What this task involves | Word for word, copy all the data and drop the pictures.

>> BEGIN Data records

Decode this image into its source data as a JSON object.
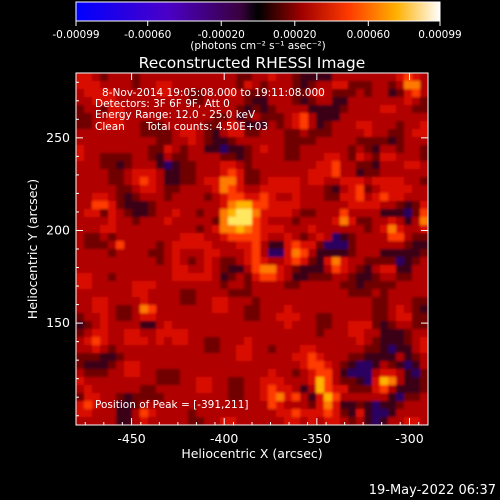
{
  "colorbar": {
    "ticks": [
      "-0.00099",
      "-0.00060",
      "-0.00020",
      "0.00020",
      "0.00060",
      "0.00099"
    ],
    "tick_values": [
      -0.00099,
      -0.0006,
      -0.0002,
      0.0002,
      0.0006,
      0.00099
    ],
    "range": [
      -0.00099,
      0.00099
    ],
    "units_label": "(photons cm⁻² s⁻¹ asec⁻²)"
  },
  "title": "Reconstructed RHESSI Image",
  "annotation": {
    "line1": "8-Nov-2014 19:05:08.000 to 19:11:08.000",
    "line2": "Detectors: 3F 6F 9F, Att 0",
    "line3": "Energy Range: 12.0 - 25.0 keV",
    "line4_a": "Clean",
    "line4_b": "Total counts: 4.50E+03",
    "peak": "Position of Peak = [-391,211]"
  },
  "footer": {
    "timestamp": "19-May-2022 06:37"
  },
  "chart_data": {
    "type": "heatmap",
    "title": "Reconstructed RHESSI Image",
    "xlabel": "Heliocentric X (arcsec)",
    "ylabel": "Heliocentric Y (arcsec)",
    "xlim": [
      -480,
      -290
    ],
    "ylim": [
      95,
      285
    ],
    "x_ticks": [
      -450,
      -400,
      -350,
      -300
    ],
    "y_ticks": [
      150,
      200,
      250
    ],
    "x_tick_labels": [
      "-450",
      "-400",
      "-350",
      "-300"
    ],
    "y_tick_labels": [
      "150",
      "200",
      "250"
    ],
    "peak_position": [
      -391,
      211
    ],
    "value_range": [
      -0.00099,
      0.00099
    ],
    "units": "photons cm^-2 s^-1 asec^-2",
    "colormap": "red-temperature with negative blue-purple",
    "colors": {
      "negative_end": "#0000ff",
      "mid_negative": "#7a0080",
      "zero": "#000000",
      "positive_low": "#c80000",
      "positive_mid": "#ff8000",
      "positive_high": "#ffff00",
      "positive_end": "#ffffff"
    }
  }
}
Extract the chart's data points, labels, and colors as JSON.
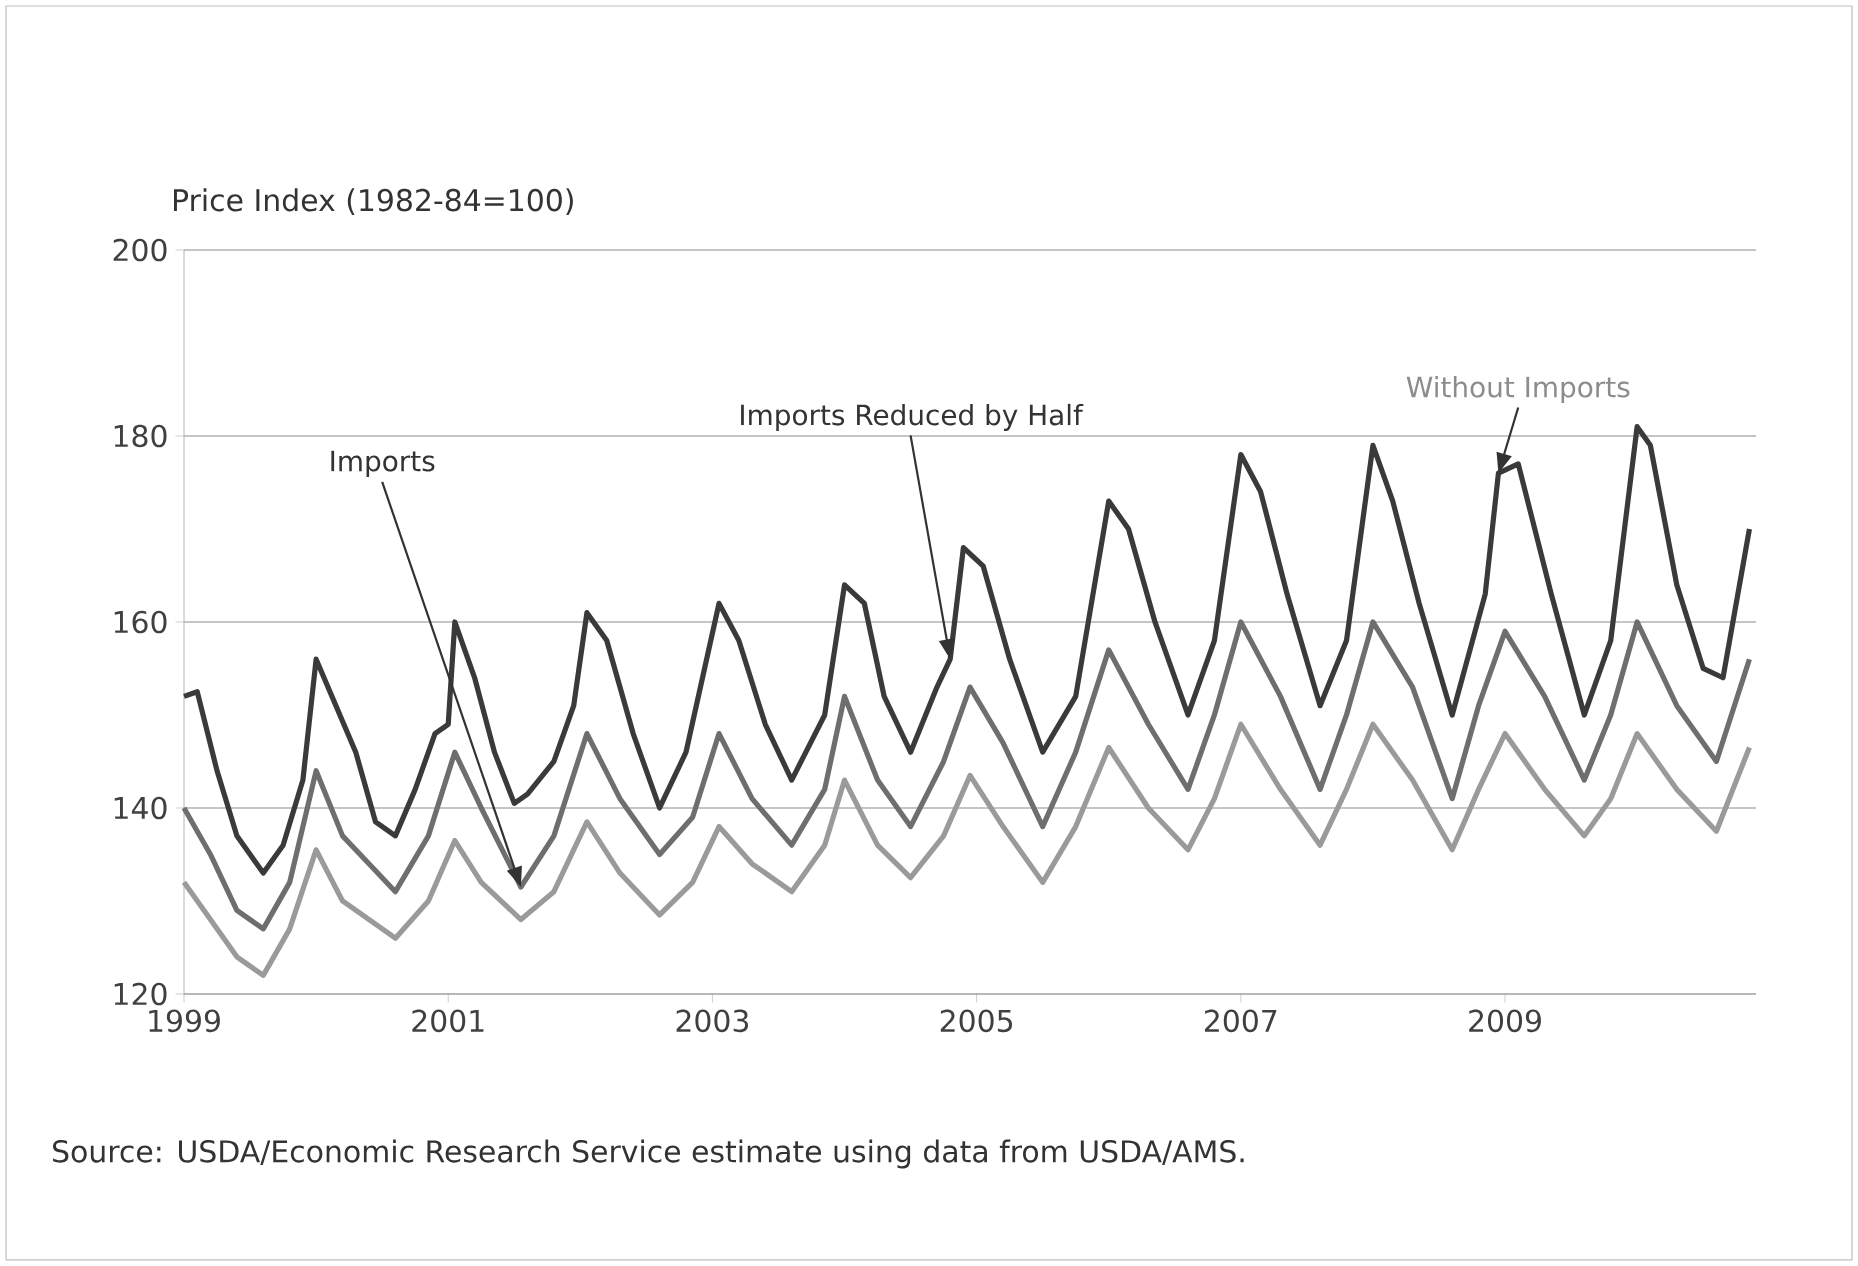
{
  "chart_data": {
    "type": "line",
    "ylabel": "Price Index (1982-84=100)",
    "xlim": [
      1999,
      2010.9
    ],
    "xticks": [
      1999,
      2001,
      2003,
      2005,
      2007,
      2009
    ],
    "ylim": [
      120,
      200
    ],
    "yticks": [
      120,
      140,
      160,
      180,
      200
    ],
    "grid": "y",
    "marker": "none",
    "line_style": "solid",
    "series": [
      {
        "color": "#3a3a3a",
        "x": [
          1999.0,
          1999.1,
          1999.25,
          1999.4,
          1999.6,
          1999.75,
          1999.9,
          2000.0,
          2000.15,
          2000.3,
          2000.45,
          2000.6,
          2000.75,
          2000.9,
          2001.0,
          2001.05,
          2001.2,
          2001.35,
          2001.5,
          2001.6,
          2001.8,
          2001.95,
          2002.05,
          2002.2,
          2002.4,
          2002.6,
          2002.8,
          2003.05,
          2003.2,
          2003.4,
          2003.6,
          2003.85,
          2004.0,
          2004.15,
          2004.3,
          2004.5,
          2004.7,
          2004.8,
          2004.9,
          2005.05,
          2005.25,
          2005.5,
          2005.75,
          2006.0,
          2006.15,
          2006.35,
          2006.6,
          2006.8,
          2007.0,
          2007.15,
          2007.35,
          2007.6,
          2007.8,
          2008.0,
          2008.15,
          2008.35,
          2008.6,
          2008.85,
          2008.95,
          2009.1,
          2009.35,
          2009.6,
          2009.8,
          2010.0,
          2010.1,
          2010.3,
          2010.5,
          2010.65,
          2010.85
        ],
        "values": [
          152,
          152.5,
          144,
          137,
          133,
          136,
          143,
          156,
          151,
          146,
          138.5,
          137,
          142,
          148,
          149,
          160,
          154,
          146,
          140.5,
          141.5,
          145,
          151,
          161,
          158,
          148,
          140,
          146,
          162,
          158,
          149,
          143,
          150,
          164,
          162,
          152,
          146,
          153,
          156,
          168,
          166,
          156,
          146,
          152,
          173,
          170,
          160,
          150,
          158,
          178,
          174,
          163,
          151,
          158,
          179,
          173,
          162,
          150,
          163,
          176,
          177,
          163,
          150,
          158,
          181,
          179,
          164,
          155,
          154,
          170
        ]
      },
      {
        "color": "#6e6e6e",
        "x": [
          1999.0,
          1999.2,
          1999.4,
          1999.6,
          1999.8,
          2000.0,
          2000.2,
          2000.4,
          2000.6,
          2000.85,
          2001.05,
          2001.25,
          2001.55,
          2001.8,
          2002.05,
          2002.3,
          2002.6,
          2002.85,
          2003.05,
          2003.3,
          2003.6,
          2003.85,
          2004.0,
          2004.25,
          2004.5,
          2004.75,
          2004.95,
          2005.2,
          2005.5,
          2005.75,
          2006.0,
          2006.3,
          2006.6,
          2006.8,
          2007.0,
          2007.3,
          2007.6,
          2007.8,
          2008.0,
          2008.3,
          2008.6,
          2008.8,
          2009.0,
          2009.3,
          2009.6,
          2009.8,
          2010.0,
          2010.3,
          2010.6,
          2010.85
        ],
        "values": [
          140,
          135,
          129,
          127,
          132,
          144,
          137,
          134,
          131,
          137,
          146,
          140,
          131.5,
          137,
          148,
          141,
          135,
          139,
          148,
          141,
          136,
          142,
          152,
          143,
          138,
          145,
          153,
          147,
          138,
          146,
          157,
          149,
          142,
          150,
          160,
          152,
          142,
          150,
          160,
          153,
          141,
          151,
          159,
          152,
          143,
          150,
          160,
          151,
          145,
          156
        ]
      },
      {
        "color": "#9a9a9a",
        "x": [
          1999.0,
          1999.2,
          1999.4,
          1999.6,
          1999.8,
          2000.0,
          2000.2,
          2000.4,
          2000.6,
          2000.85,
          2001.05,
          2001.25,
          2001.55,
          2001.8,
          2002.05,
          2002.3,
          2002.6,
          2002.85,
          2003.05,
          2003.3,
          2003.6,
          2003.85,
          2004.0,
          2004.25,
          2004.5,
          2004.75,
          2004.95,
          2005.2,
          2005.5,
          2005.75,
          2006.0,
          2006.3,
          2006.6,
          2006.8,
          2007.0,
          2007.3,
          2007.6,
          2007.8,
          2008.0,
          2008.3,
          2008.6,
          2008.8,
          2009.0,
          2009.3,
          2009.6,
          2009.8,
          2010.0,
          2010.3,
          2010.6,
          2010.85
        ],
        "values": [
          132,
          128,
          124,
          122,
          127,
          135.5,
          130,
          128,
          126,
          130,
          136.5,
          132,
          128,
          131,
          138.5,
          133,
          128.5,
          132,
          138,
          134,
          131,
          136,
          143,
          136,
          132.5,
          137,
          143.5,
          138,
          132,
          138,
          146.5,
          140,
          135.5,
          141,
          149,
          142,
          136,
          142,
          149,
          143,
          135.5,
          142,
          148,
          142,
          137,
          141,
          148,
          142,
          137.5,
          146.5
        ]
      }
    ],
    "annotations": [
      "Imports",
      "Imports Reduced by Half",
      {
        "text": "Without Imports",
        "x": 2008.95,
        "y": 176
      },
      "Source:  USDA/Economic Research Service estimate using data from USDA/AMS."
    ]
  }
}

>> END Data records

Reply to the task |
Decode this image into its source data as a JSON object.
{
  "colorbar": {
    "ticks": [
      "-0.00099",
      "-0.00060",
      "-0.00020",
      "0.00020",
      "0.00060",
      "0.00099"
    ],
    "tick_values": [
      -0.00099,
      -0.0006,
      -0.0002,
      0.0002,
      0.0006,
      0.00099
    ],
    "range": [
      -0.00099,
      0.00099
    ],
    "units_label": "(photons cm⁻² s⁻¹ asec⁻²)"
  },
  "title": "Reconstructed RHESSI Image",
  "annotation": {
    "line1": "8-Nov-2014 19:05:08.000 to 19:11:08.000",
    "line2": "Detectors: 3F 6F 9F, Att 0",
    "line3": "Energy Range: 12.0 - 25.0 keV",
    "line4_a": "Clean",
    "line4_b": "Total counts: 4.50E+03",
    "peak": "Position of Peak = [-391,211]"
  },
  "footer": {
    "timestamp": "19-May-2022 06:37"
  },
  "chart_data": {
    "type": "heatmap",
    "title": "Reconstructed RHESSI Image",
    "xlabel": "Heliocentric X (arcsec)",
    "ylabel": "Heliocentric Y (arcsec)",
    "xlim": [
      -480,
      -290
    ],
    "ylim": [
      95,
      285
    ],
    "x_ticks": [
      -450,
      -400,
      -350,
      -300
    ],
    "y_ticks": [
      150,
      200,
      250
    ],
    "x_tick_labels": [
      "-450",
      "-400",
      "-350",
      "-300"
    ],
    "y_tick_labels": [
      "150",
      "200",
      "250"
    ],
    "peak_position": [
      -391,
      211
    ],
    "value_range": [
      -0.00099,
      0.00099
    ],
    "units": "photons cm^-2 s^-1 asec^-2",
    "colormap": "red-temperature with negative blue-purple",
    "colors": {
      "negative_end": "#0000ff",
      "mid_negative": "#7a0080",
      "zero": "#000000",
      "positive_low": "#c80000",
      "positive_mid": "#ff8000",
      "positive_high": "#ffff00",
      "positive_end": "#ffffff"
    }
  }
}
Extract the chart's data points, labels, and colors as JSON.
{
  "chart_data": {
    "type": "line",
    "ylabel": "Price Index (1982-84=100)",
    "xlim": [
      1999,
      2010.9
    ],
    "xticks": [
      1999,
      2001,
      2003,
      2005,
      2007,
      2009
    ],
    "ylim": [
      120,
      200
    ],
    "yticks": [
      120,
      140,
      160,
      180,
      200
    ],
    "grid": "y",
    "marker": "none",
    "line_style": "solid",
    "series": [
      {
        "color": "#3a3a3a",
        "x": [
          1999.0,
          1999.1,
          1999.25,
          1999.4,
          1999.6,
          1999.75,
          1999.9,
          2000.0,
          2000.15,
          2000.3,
          2000.45,
          2000.6,
          2000.75,
          2000.9,
          2001.0,
          2001.05,
          2001.2,
          2001.35,
          2001.5,
          2001.6,
          2001.8,
          2001.95,
          2002.05,
          2002.2,
          2002.4,
          2002.6,
          2002.8,
          2003.05,
          2003.2,
          2003.4,
          2003.6,
          2003.85,
          2004.0,
          2004.15,
          2004.3,
          2004.5,
          2004.7,
          2004.8,
          2004.9,
          2005.05,
          2005.25,
          2005.5,
          2005.75,
          2006.0,
          2006.15,
          2006.35,
          2006.6,
          2006.8,
          2007.0,
          2007.15,
          2007.35,
          2007.6,
          2007.8,
          2008.0,
          2008.15,
          2008.35,
          2008.6,
          2008.85,
          2008.95,
          2009.1,
          2009.35,
          2009.6,
          2009.8,
          2010.0,
          2010.1,
          2010.3,
          2010.5,
          2010.65,
          2010.85
        ],
        "values": [
          152,
          152.5,
          144,
          137,
          133,
          136,
          143,
          156,
          151,
          146,
          138.5,
          137,
          142,
          148,
          149,
          160,
          154,
          146,
          140.5,
          141.5,
          145,
          151,
          161,
          158,
          148,
          140,
          146,
          162,
          158,
          149,
          143,
          150,
          164,
          162,
          152,
          146,
          153,
          156,
          168,
          166,
          156,
          146,
          152,
          173,
          170,
          160,
          150,
          158,
          178,
          174,
          163,
          151,
          158,
          179,
          173,
          162,
          150,
          163,
          176,
          177,
          163,
          150,
          158,
          181,
          179,
          164,
          155,
          154,
          170
        ]
      },
      {
        "color": "#6e6e6e",
        "x": [
          1999.0,
          1999.2,
          1999.4,
          1999.6,
          1999.8,
          2000.0,
          2000.2,
          2000.4,
          2000.6,
          2000.85,
          2001.05,
          2001.25,
          2001.55,
          2001.8,
          2002.05,
          2002.3,
          2002.6,
          2002.85,
          2003.05,
          2003.3,
          2003.6,
          2003.85,
          2004.0,
          2004.25,
          2004.5,
          2004.75,
          2004.95,
          2005.2,
          2005.5,
          2005.75,
          2006.0,
          2006.3,
          2006.6,
          2006.8,
          2007.0,
          2007.3,
          2007.6,
          2007.8,
          2008.0,
          2008.3,
          2008.6,
          2008.8,
          2009.0,
          2009.3,
          2009.6,
          2009.8,
          2010.0,
          2010.3,
          2010.6,
          2010.85
        ],
        "values": [
          140,
          135,
          129,
          127,
          132,
          144,
          137,
          134,
          131,
          137,
          146,
          140,
          131.5,
          137,
          148,
          141,
          135,
          139,
          148,
          141,
          136,
          142,
          152,
          143,
          138,
          145,
          153,
          147,
          138,
          146,
          157,
          149,
          142,
          150,
          160,
          152,
          142,
          150,
          160,
          153,
          141,
          151,
          159,
          152,
          143,
          150,
          160,
          151,
          145,
          156
        ]
      },
      {
        "color": "#9a9a9a",
        "x": [
          1999.0,
          1999.2,
          1999.4,
          1999.6,
          1999.8,
          2000.0,
          2000.2,
          2000.4,
          2000.6,
          2000.85,
          2001.05,
          2001.25,
          2001.55,
          2001.8,
          2002.05,
          2002.3,
          2002.6,
          2002.85,
          2003.05,
          2003.3,
          2003.6,
          2003.85,
          2004.0,
          2004.25,
          2004.5,
          2004.75,
          2004.95,
          2005.2,
          2005.5,
          2005.75,
          2006.0,
          2006.3,
          2006.6,
          2006.8,
          2007.0,
          2007.3,
          2007.6,
          2007.8,
          2008.0,
          2008.3,
          2008.6,
          2008.8,
          2009.0,
          2009.3,
          2009.6,
          2009.8,
          2010.0,
          2010.3,
          2010.6,
          2010.85
        ],
        "values": [
          132,
          128,
          124,
          122,
          127,
          135.5,
          130,
          128,
          126,
          130,
          136.5,
          132,
          128,
          131,
          138.5,
          133,
          128.5,
          132,
          138,
          134,
          131,
          136,
          143,
          136,
          132.5,
          137,
          143.5,
          138,
          132,
          138,
          146.5,
          140,
          135.5,
          141,
          149,
          142,
          136,
          142,
          149,
          143,
          135.5,
          142,
          148,
          142,
          137,
          141,
          148,
          142,
          137.5,
          146.5
        ]
      }
    ],
    "annotations": [
      "Imports",
      "Imports Reduced by Half",
      {
        "text": "Without Imports",
        "x": 2008.95,
        "y": 176
      },
      "Source:  USDA/Economic Research Service estimate using data from USDA/AMS."
    ]
  }
}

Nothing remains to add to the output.